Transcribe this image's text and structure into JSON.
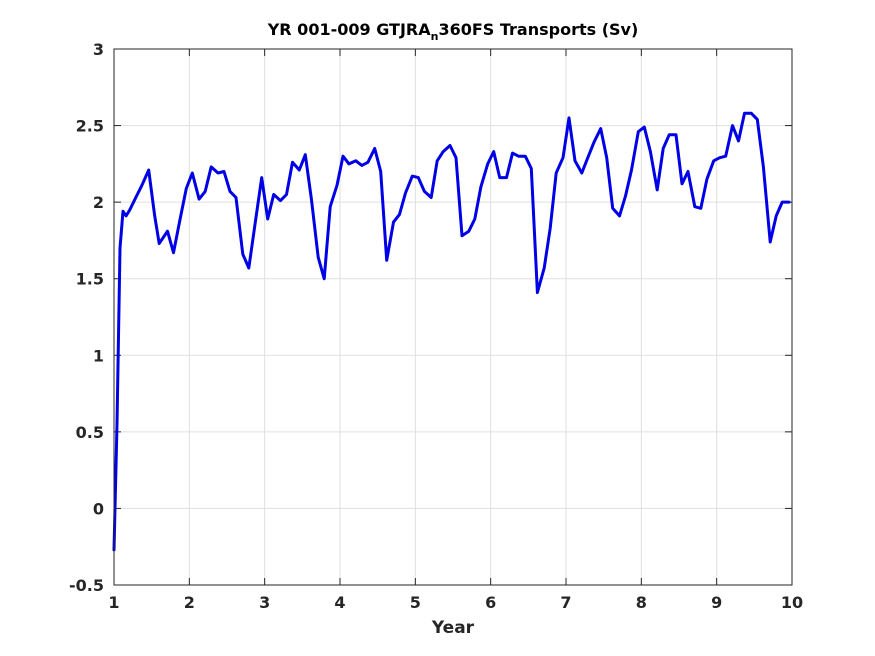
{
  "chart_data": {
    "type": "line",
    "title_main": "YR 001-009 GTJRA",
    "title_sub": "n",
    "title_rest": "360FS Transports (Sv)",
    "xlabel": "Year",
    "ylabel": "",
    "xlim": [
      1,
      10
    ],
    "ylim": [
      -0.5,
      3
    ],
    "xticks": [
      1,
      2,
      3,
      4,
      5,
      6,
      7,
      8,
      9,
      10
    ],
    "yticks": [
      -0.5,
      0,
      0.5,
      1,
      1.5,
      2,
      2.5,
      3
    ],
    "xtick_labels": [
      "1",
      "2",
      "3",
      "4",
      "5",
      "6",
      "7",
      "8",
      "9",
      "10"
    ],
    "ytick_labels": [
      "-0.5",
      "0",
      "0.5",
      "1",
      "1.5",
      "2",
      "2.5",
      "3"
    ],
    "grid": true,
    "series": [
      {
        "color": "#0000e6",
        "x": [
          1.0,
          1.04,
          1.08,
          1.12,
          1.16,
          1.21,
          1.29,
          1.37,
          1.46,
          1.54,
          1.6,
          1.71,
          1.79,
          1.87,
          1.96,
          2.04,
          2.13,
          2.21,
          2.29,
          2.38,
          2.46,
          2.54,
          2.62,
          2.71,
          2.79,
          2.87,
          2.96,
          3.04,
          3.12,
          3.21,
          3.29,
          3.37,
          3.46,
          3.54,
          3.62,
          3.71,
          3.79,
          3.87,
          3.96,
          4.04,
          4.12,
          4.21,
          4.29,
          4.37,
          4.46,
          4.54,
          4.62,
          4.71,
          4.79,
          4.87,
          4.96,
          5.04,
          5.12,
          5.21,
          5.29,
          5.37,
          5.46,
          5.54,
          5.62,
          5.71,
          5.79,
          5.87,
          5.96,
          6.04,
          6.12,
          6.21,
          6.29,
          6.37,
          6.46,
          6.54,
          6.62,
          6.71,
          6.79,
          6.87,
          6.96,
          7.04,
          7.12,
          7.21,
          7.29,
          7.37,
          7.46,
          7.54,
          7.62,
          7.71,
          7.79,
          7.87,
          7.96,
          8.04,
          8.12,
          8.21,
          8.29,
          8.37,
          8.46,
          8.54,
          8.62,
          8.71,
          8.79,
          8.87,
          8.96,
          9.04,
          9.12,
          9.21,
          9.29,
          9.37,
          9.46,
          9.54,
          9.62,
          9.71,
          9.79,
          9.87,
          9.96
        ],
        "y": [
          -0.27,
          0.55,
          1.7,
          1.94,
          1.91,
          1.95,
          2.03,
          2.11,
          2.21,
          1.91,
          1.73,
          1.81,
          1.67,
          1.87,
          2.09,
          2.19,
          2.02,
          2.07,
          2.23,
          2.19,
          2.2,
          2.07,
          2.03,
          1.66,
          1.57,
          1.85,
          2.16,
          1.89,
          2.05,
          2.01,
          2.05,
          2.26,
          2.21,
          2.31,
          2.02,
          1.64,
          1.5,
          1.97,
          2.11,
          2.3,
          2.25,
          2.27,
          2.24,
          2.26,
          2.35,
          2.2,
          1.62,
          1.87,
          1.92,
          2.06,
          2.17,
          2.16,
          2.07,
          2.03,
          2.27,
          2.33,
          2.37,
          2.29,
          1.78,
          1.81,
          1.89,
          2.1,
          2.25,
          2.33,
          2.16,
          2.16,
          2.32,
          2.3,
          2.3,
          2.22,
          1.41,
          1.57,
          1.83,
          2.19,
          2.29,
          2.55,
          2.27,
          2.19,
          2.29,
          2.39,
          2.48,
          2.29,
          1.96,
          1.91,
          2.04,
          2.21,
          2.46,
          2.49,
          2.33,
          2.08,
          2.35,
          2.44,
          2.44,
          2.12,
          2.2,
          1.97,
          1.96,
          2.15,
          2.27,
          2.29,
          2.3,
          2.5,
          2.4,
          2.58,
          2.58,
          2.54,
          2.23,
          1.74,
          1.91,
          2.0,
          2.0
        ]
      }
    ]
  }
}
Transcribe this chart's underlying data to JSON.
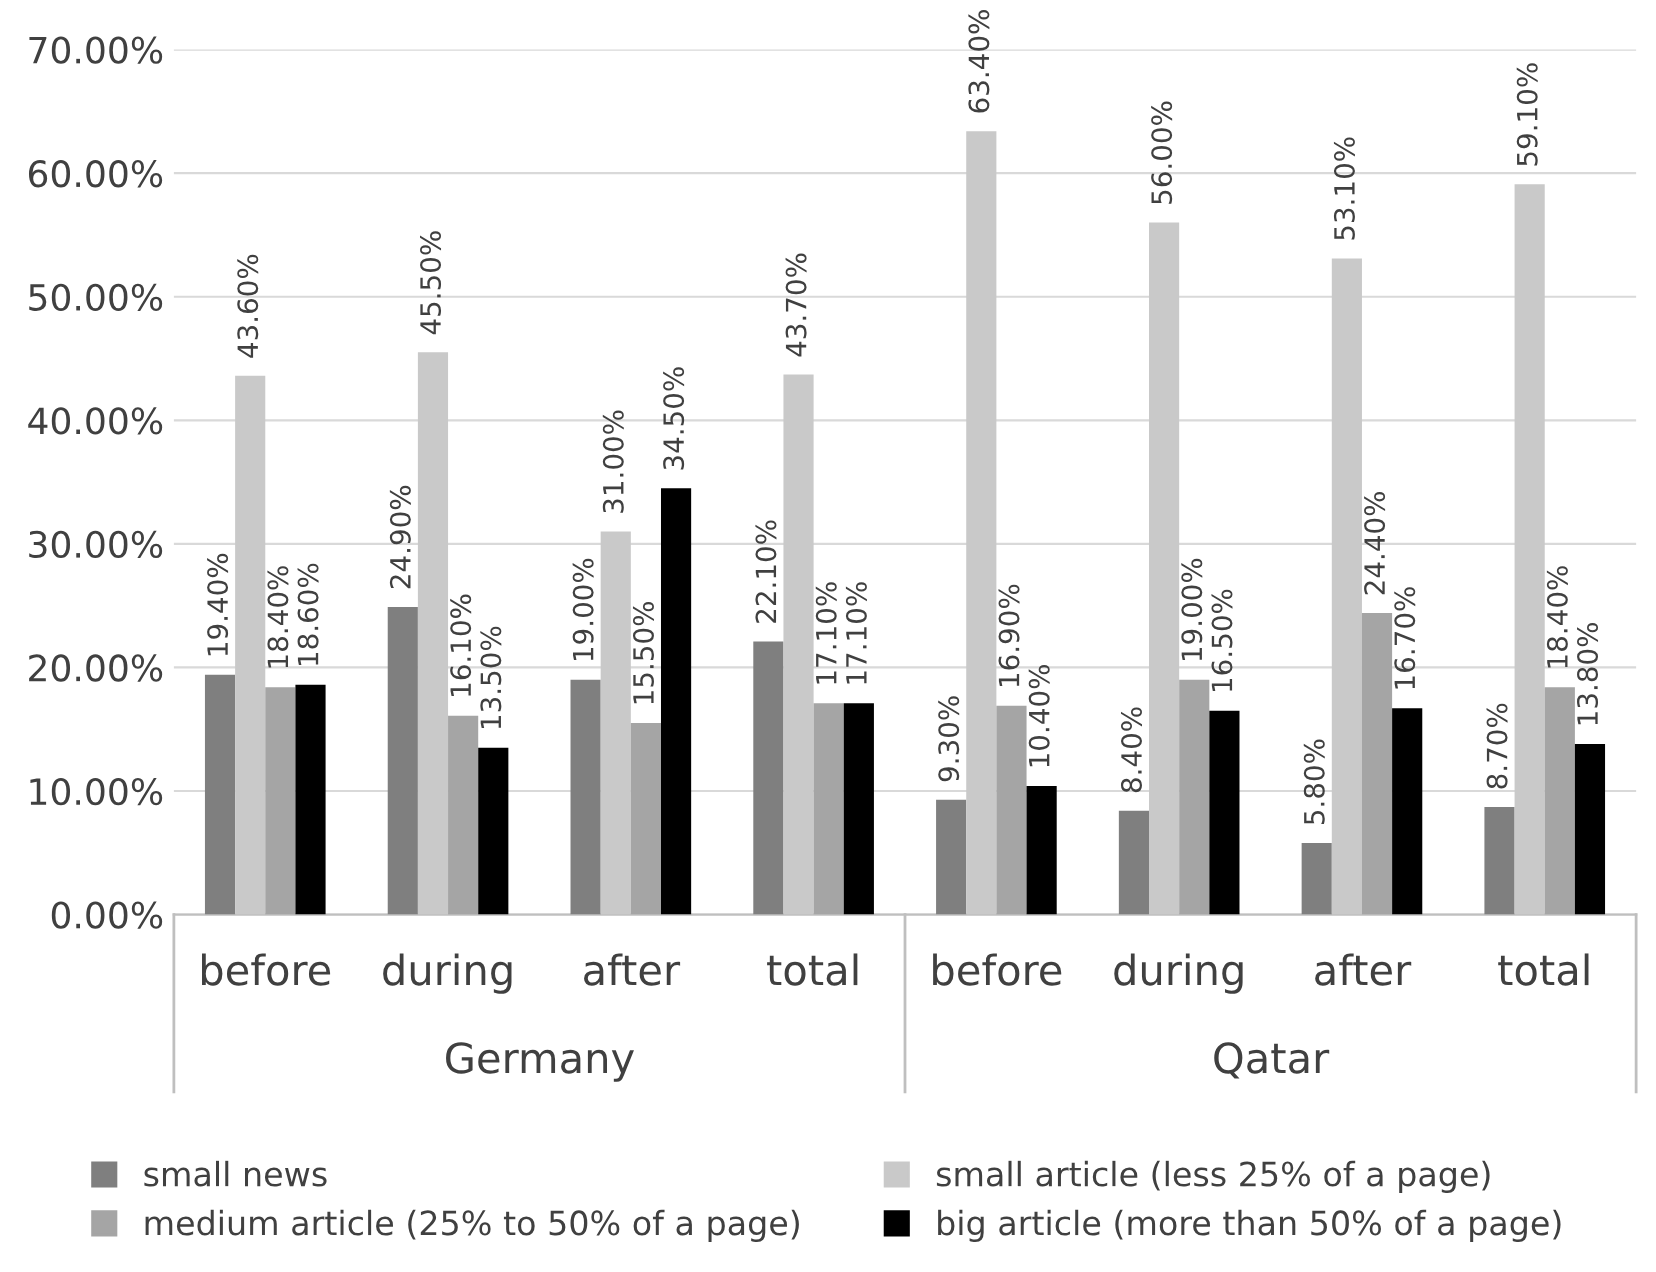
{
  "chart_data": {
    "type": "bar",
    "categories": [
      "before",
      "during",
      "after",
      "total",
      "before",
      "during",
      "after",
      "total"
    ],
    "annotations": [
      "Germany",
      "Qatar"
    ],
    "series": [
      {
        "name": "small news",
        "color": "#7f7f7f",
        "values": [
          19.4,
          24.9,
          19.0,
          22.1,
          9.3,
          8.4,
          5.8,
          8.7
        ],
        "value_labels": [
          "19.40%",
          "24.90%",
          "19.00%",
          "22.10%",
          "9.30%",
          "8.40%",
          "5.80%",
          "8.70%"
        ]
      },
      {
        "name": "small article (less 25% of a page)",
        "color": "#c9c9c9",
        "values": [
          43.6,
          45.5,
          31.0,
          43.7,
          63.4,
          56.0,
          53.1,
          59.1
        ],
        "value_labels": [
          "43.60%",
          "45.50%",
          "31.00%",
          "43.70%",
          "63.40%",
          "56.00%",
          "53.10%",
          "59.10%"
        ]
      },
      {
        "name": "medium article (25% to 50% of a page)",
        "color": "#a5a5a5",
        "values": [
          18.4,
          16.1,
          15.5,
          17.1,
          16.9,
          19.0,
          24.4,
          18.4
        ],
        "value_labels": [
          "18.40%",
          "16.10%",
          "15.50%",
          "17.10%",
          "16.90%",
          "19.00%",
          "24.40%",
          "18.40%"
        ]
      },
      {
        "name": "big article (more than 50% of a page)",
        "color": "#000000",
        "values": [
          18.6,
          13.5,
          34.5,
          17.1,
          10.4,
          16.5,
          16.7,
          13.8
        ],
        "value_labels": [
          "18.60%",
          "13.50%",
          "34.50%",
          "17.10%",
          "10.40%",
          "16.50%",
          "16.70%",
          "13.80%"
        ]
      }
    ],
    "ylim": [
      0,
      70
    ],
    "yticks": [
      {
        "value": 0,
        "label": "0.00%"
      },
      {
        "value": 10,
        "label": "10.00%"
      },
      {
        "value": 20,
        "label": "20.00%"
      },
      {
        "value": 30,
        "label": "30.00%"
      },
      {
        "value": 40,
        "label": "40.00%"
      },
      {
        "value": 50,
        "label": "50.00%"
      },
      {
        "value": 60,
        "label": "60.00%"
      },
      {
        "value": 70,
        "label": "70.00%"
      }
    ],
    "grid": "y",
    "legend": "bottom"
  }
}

━━━━━━━━━━━━━━━━━━━━

AIM
Track down all lines above with the string "Transcribe" and copy them.

SOLUTION TO THE EXERCISE
Transcribe this image's text and structure into JSON.
Transcribe this chart's underlying data to JSON.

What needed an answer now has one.